▸ Direction: The records that follow must be repeated verbatim, every one of them.

▸ Given data:

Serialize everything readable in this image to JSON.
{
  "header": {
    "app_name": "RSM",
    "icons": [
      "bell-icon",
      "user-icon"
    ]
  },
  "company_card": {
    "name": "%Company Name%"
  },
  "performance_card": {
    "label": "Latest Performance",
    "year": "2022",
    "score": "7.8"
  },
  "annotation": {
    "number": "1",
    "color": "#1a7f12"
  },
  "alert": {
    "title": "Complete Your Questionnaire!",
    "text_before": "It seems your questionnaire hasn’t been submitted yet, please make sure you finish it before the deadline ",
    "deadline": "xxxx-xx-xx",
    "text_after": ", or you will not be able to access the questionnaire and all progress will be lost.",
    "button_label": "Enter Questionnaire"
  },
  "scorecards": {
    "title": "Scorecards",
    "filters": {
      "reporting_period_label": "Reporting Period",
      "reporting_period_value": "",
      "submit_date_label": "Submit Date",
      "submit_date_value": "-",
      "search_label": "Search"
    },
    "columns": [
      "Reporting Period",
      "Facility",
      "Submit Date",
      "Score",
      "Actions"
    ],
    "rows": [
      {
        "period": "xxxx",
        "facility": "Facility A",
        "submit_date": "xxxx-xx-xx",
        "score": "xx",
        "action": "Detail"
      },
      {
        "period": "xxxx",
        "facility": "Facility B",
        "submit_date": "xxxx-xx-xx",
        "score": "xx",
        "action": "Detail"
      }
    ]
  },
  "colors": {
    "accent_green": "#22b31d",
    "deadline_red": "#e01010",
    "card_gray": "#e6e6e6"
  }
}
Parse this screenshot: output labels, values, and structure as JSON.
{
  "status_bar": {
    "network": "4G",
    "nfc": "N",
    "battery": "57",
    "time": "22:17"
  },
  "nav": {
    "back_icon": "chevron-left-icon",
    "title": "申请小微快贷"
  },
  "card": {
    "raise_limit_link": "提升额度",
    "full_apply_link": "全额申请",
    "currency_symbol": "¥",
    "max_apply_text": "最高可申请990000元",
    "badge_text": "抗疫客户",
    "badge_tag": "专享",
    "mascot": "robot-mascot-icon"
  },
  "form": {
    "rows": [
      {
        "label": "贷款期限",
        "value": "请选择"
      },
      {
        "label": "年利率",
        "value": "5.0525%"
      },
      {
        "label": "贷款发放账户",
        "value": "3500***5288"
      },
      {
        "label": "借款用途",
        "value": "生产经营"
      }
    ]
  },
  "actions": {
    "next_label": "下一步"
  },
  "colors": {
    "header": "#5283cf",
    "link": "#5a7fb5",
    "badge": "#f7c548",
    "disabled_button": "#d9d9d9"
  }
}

▸ The result:
Serialize everything readable in this image to JSON.
{
  "header": {
    "app_name": "RSM",
    "icons": [
      "bell-icon",
      "user-icon"
    ]
  },
  "company_card": {
    "name": "%Company Name%"
  },
  "performance_card": {
    "label": "Latest Performance",
    "year": "2022",
    "score": "7.8"
  },
  "annotation": {
    "number": "1",
    "color": "#1a7f12"
  },
  "alert": {
    "title": "Complete Your Questionnaire!",
    "text_before": "It seems your questionnaire hasn’t been submitted yet, please make sure you finish it before the deadline ",
    "deadline": "xxxx-xx-xx",
    "text_after": ", or you will not be able to access the questionnaire and all progress will be lost.",
    "button_label": "Enter Questionnaire"
  },
  "scorecards": {
    "title": "Scorecards",
    "filters": {
      "reporting_period_label": "Reporting Period",
      "reporting_period_value": "",
      "submit_date_label": "Submit Date",
      "submit_date_value": "-",
      "search_label": "Search"
    },
    "columns": [
      "Reporting Period",
      "Facility",
      "Submit Date",
      "Score",
      "Actions"
    ],
    "rows": [
      {
        "period": "xxxx",
        "facility": "Facility A",
        "submit_date": "xxxx-xx-xx",
        "score": "xx",
        "action": "Detail"
      },
      {
        "period": "xxxx",
        "facility": "Facility B",
        "submit_date": "xxxx-xx-xx",
        "score": "xx",
        "action": "Detail"
      }
    ]
  },
  "colors": {
    "accent_green": "#22b31d",
    "deadline_red": "#e01010",
    "card_gray": "#e6e6e6"
  }
}
Parse this screenshot: output labels, values, and structure as JSON.
{
  "status_bar": {
    "network": "4G",
    "nfc": "N",
    "battery": "57",
    "time": "22:17"
  },
  "nav": {
    "back_icon": "chevron-left-icon",
    "title": "申请小微快贷"
  },
  "card": {
    "raise_limit_link": "提升额度",
    "full_apply_link": "全额申请",
    "currency_symbol": "¥",
    "max_apply_text": "最高可申请990000元",
    "badge_text": "抗疫客户",
    "badge_tag": "专享",
    "mascot": "robot-mascot-icon"
  },
  "form": {
    "rows": [
      {
        "label": "贷款期限",
        "value": "请选择"
      },
      {
        "label": "年利率",
        "value": "5.0525%"
      },
      {
        "label": "贷款发放账户",
        "value": "3500***5288"
      },
      {
        "label": "借款用途",
        "value": "生产经营"
      }
    ]
  },
  "actions": {
    "next_label": "下一步"
  },
  "colors": {
    "header": "#5283cf",
    "link": "#5a7fb5",
    "badge": "#f7c548",
    "disabled_button": "#d9d9d9"
  }
}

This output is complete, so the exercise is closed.